++++ Data for this exercise

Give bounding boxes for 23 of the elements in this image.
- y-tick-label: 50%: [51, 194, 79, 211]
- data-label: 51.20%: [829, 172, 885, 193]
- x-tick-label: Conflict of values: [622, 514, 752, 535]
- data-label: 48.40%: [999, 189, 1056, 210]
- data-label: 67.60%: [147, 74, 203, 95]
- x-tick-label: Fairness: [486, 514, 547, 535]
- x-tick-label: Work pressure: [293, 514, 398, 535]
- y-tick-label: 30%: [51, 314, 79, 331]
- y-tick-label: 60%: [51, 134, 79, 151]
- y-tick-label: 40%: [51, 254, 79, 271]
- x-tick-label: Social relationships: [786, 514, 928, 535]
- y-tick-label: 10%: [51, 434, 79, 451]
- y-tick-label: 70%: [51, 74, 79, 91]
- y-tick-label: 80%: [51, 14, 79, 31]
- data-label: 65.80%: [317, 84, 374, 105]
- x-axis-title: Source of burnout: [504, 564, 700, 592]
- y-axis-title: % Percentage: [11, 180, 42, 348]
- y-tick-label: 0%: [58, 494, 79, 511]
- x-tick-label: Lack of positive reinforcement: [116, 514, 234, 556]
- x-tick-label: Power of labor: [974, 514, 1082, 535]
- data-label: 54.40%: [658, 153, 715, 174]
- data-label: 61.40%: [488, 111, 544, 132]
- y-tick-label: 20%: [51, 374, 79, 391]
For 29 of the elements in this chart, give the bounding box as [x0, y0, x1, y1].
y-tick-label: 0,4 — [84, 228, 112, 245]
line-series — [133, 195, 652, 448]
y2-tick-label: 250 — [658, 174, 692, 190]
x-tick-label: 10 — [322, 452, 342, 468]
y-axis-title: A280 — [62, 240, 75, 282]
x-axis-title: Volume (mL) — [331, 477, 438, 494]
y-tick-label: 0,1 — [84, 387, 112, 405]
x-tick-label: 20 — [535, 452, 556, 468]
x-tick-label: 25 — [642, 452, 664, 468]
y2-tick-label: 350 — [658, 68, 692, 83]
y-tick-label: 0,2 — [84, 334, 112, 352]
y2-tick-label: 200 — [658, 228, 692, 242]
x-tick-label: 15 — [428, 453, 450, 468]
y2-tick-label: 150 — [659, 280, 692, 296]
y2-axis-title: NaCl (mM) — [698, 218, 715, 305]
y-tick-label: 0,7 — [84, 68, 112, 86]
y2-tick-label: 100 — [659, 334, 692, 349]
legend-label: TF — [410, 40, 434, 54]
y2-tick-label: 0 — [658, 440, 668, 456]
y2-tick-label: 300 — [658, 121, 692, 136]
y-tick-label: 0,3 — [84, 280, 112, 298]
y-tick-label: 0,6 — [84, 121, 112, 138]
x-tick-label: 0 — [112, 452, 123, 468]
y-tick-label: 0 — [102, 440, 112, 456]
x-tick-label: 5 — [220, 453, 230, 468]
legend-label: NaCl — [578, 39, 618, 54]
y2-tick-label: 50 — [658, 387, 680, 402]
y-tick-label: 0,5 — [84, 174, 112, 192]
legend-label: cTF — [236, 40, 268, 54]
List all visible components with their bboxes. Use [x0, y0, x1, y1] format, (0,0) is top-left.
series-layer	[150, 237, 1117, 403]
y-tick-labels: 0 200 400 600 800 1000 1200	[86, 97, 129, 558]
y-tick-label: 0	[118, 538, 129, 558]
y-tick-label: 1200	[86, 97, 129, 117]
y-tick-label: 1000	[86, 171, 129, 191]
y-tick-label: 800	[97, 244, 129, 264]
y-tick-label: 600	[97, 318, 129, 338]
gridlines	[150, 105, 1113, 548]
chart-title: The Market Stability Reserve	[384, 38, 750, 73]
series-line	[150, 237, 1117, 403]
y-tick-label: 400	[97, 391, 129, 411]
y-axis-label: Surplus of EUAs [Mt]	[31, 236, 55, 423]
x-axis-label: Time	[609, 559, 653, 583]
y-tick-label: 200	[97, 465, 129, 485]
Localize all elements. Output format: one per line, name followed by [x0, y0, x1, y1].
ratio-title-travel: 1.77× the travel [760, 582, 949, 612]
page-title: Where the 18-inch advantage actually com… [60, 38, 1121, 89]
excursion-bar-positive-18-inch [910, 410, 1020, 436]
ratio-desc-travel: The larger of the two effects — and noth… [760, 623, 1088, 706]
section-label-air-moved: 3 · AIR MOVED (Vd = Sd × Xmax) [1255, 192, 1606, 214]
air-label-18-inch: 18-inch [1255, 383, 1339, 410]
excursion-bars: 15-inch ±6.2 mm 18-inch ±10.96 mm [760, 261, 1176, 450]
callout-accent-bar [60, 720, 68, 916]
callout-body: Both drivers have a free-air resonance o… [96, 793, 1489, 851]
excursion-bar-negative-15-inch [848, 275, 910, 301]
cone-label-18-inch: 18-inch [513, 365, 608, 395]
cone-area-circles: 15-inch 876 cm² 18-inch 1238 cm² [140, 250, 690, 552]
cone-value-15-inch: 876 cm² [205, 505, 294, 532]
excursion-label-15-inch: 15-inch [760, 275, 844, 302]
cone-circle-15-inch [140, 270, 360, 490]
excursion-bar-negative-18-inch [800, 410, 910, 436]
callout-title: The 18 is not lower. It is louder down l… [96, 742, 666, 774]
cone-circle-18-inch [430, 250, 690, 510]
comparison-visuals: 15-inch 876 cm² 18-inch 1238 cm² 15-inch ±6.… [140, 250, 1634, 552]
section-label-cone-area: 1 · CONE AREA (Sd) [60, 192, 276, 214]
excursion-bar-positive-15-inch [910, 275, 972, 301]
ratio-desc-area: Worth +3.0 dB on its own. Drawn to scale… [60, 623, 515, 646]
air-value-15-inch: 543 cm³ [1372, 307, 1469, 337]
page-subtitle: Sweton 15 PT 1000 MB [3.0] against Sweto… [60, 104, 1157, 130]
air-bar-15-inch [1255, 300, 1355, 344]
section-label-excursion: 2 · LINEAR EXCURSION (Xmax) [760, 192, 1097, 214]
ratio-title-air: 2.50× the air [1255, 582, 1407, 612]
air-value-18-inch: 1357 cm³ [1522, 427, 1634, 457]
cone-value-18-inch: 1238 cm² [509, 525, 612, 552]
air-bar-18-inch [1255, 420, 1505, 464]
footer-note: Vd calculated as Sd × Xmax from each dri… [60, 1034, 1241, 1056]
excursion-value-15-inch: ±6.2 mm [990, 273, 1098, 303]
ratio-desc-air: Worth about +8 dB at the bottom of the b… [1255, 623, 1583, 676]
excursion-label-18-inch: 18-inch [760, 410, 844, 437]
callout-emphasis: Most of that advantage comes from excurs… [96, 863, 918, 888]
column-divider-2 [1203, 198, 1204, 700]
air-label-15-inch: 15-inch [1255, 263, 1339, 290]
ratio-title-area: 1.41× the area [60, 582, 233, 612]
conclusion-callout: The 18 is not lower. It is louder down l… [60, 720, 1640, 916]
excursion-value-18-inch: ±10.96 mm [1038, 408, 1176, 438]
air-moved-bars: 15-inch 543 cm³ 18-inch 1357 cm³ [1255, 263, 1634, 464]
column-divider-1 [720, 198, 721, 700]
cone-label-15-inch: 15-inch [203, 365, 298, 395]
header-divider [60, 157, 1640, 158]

++++++++

*Instructions to follow*:
Copy every row above word for word, keeping each line as it is.

*Exercise solution*:
Give bounding boxes for 23 of the elements in this image.
- y-tick-label: 50%: [51, 194, 79, 211]
- data-label: 51.20%: [829, 172, 885, 193]
- x-tick-label: Conflict of values: [622, 514, 752, 535]
- data-label: 48.40%: [999, 189, 1056, 210]
- data-label: 67.60%: [147, 74, 203, 95]
- x-tick-label: Fairness: [486, 514, 547, 535]
- x-tick-label: Work pressure: [293, 514, 398, 535]
- y-tick-label: 30%: [51, 314, 79, 331]
- y-tick-label: 60%: [51, 134, 79, 151]
- y-tick-label: 40%: [51, 254, 79, 271]
- x-tick-label: Social relationships: [786, 514, 928, 535]
- y-tick-label: 10%: [51, 434, 79, 451]
- y-tick-label: 70%: [51, 74, 79, 91]
- y-tick-label: 80%: [51, 14, 79, 31]
- data-label: 65.80%: [317, 84, 374, 105]
- x-axis-title: Source of burnout: [504, 564, 700, 592]
- y-axis-title: % Percentage: [11, 180, 42, 348]
- y-tick-label: 0%: [58, 494, 79, 511]
- x-tick-label: Lack of positive reinforcement: [116, 514, 234, 556]
- x-tick-label: Power of labor: [974, 514, 1082, 535]
- data-label: 54.40%: [658, 153, 715, 174]
- data-label: 61.40%: [488, 111, 544, 132]
- y-tick-label: 20%: [51, 374, 79, 391]
For 29 of the elements in this chart, give the bounding box as [x0, y0, x1, y1].
y-tick-label: 0,4 — [84, 228, 112, 245]
line-series — [133, 195, 652, 448]
y2-tick-label: 250 — [658, 174, 692, 190]
x-tick-label: 10 — [322, 452, 342, 468]
y-axis-title: A280 — [62, 240, 75, 282]
x-axis-title: Volume (mL) — [331, 477, 438, 494]
y-tick-label: 0,1 — [84, 387, 112, 405]
x-tick-label: 20 — [535, 452, 556, 468]
x-tick-label: 25 — [642, 452, 664, 468]
y2-tick-label: 350 — [658, 68, 692, 83]
y-tick-label: 0,2 — [84, 334, 112, 352]
y2-tick-label: 200 — [658, 228, 692, 242]
x-tick-label: 15 — [428, 453, 450, 468]
y2-tick-label: 150 — [659, 280, 692, 296]
y2-axis-title: NaCl (mM) — [698, 218, 715, 305]
y-tick-label: 0,7 — [84, 68, 112, 86]
y2-tick-label: 100 — [659, 334, 692, 349]
legend-label: TF — [410, 40, 434, 54]
y2-tick-label: 0 — [658, 440, 668, 456]
y2-tick-label: 300 — [658, 121, 692, 136]
y-tick-label: 0,3 — [84, 280, 112, 298]
y-tick-label: 0,6 — [84, 121, 112, 138]
x-tick-label: 0 — [112, 452, 123, 468]
y-tick-label: 0 — [102, 440, 112, 456]
x-tick-label: 5 — [220, 453, 230, 468]
legend-label: NaCl — [578, 39, 618, 54]
y2-tick-label: 50 — [658, 387, 680, 402]
y-tick-label: 0,5 — [84, 174, 112, 192]
legend-label: cTF — [236, 40, 268, 54]
List all visible components with their bboxes. Use [x0, y0, x1, y1] format, (0,0) is top-left.
series-layer	[150, 237, 1117, 403]
y-tick-labels: 0 200 400 600 800 1000 1200	[86, 97, 129, 558]
y-tick-label: 0	[118, 538, 129, 558]
y-tick-label: 1200	[86, 97, 129, 117]
y-tick-label: 1000	[86, 171, 129, 191]
y-tick-label: 800	[97, 244, 129, 264]
y-tick-label: 600	[97, 318, 129, 338]
gridlines	[150, 105, 1113, 548]
chart-title: The Market Stability Reserve	[384, 38, 750, 73]
series-line	[150, 237, 1117, 403]
y-tick-label: 400	[97, 391, 129, 411]
y-axis-label: Surplus of EUAs [Mt]	[31, 236, 55, 423]
x-axis-label: Time	[609, 559, 653, 583]
y-tick-label: 200	[97, 465, 129, 485]
Localize all elements. Output format: one per line, name followed by [x0, y0, x1, y1].
ratio-title-travel: 1.77× the travel [760, 582, 949, 612]
page-title: Where the 18-inch advantage actually com… [60, 38, 1121, 89]
excursion-bar-positive-18-inch [910, 410, 1020, 436]
ratio-desc-travel: The larger of the two effects — and noth… [760, 623, 1088, 706]
section-label-air-moved: 3 · AIR MOVED (Vd = Sd × Xmax) [1255, 192, 1606, 214]
air-label-18-inch: 18-inch [1255, 383, 1339, 410]
excursion-bars: 15-inch ±6.2 mm 18-inch ±10.96 mm [760, 261, 1176, 450]
callout-accent-bar [60, 720, 68, 916]
callout-body: Both drivers have a free-air resonance o… [96, 793, 1489, 851]
excursion-bar-negative-15-inch [848, 275, 910, 301]
cone-label-18-inch: 18-inch [513, 365, 608, 395]
cone-area-circles: 15-inch 876 cm² 18-inch 1238 cm² [140, 250, 690, 552]
cone-value-15-inch: 876 cm² [205, 505, 294, 532]
excursion-label-15-inch: 15-inch [760, 275, 844, 302]
cone-circle-15-inch [140, 270, 360, 490]
excursion-bar-negative-18-inch [800, 410, 910, 436]
callout-title: The 18 is not lower. It is louder down l… [96, 742, 666, 774]
cone-circle-18-inch [430, 250, 690, 510]
comparison-visuals: 15-inch 876 cm² 18-inch 1238 cm² 15-inch ±6.… [140, 250, 1634, 552]
section-label-cone-area: 1 · CONE AREA (Sd) [60, 192, 276, 214]
excursion-bar-positive-15-inch [910, 275, 972, 301]
ratio-desc-area: Worth +3.0 dB on its own. Drawn to scale… [60, 623, 515, 646]
air-value-15-inch: 543 cm³ [1372, 307, 1469, 337]
page-subtitle: Sweton 15 PT 1000 MB [3.0] against Sweto… [60, 104, 1157, 130]
air-bar-15-inch [1255, 300, 1355, 344]
section-label-excursion: 2 · LINEAR EXCURSION (Xmax) [760, 192, 1097, 214]
ratio-title-air: 2.50× the air [1255, 582, 1407, 612]
air-value-18-inch: 1357 cm³ [1522, 427, 1634, 457]
cone-value-18-inch: 1238 cm² [509, 525, 612, 552]
air-bar-18-inch [1255, 420, 1505, 464]
footer-note: Vd calculated as Sd × Xmax from each dri… [60, 1034, 1241, 1056]
excursion-value-15-inch: ±6.2 mm [990, 273, 1098, 303]
ratio-desc-air: Worth about +8 dB at the bottom of the b… [1255, 623, 1583, 676]
excursion-label-18-inch: 18-inch [760, 410, 844, 437]
callout-emphasis: Most of that advantage comes from excurs… [96, 863, 918, 888]
column-divider-2 [1203, 198, 1204, 700]
air-label-15-inch: 15-inch [1255, 263, 1339, 290]
ratio-title-area: 1.41× the area [60, 582, 233, 612]
conclusion-callout: The 18 is not lower. It is louder down l… [60, 720, 1640, 916]
excursion-value-18-inch: ±10.96 mm [1038, 408, 1176, 438]
air-moved-bars: 15-inch 543 cm³ 18-inch 1357 cm³ [1255, 263, 1634, 464]
column-divider-1 [720, 198, 721, 700]
cone-label-15-inch: 15-inch [203, 365, 298, 395]
header-divider [60, 157, 1640, 158]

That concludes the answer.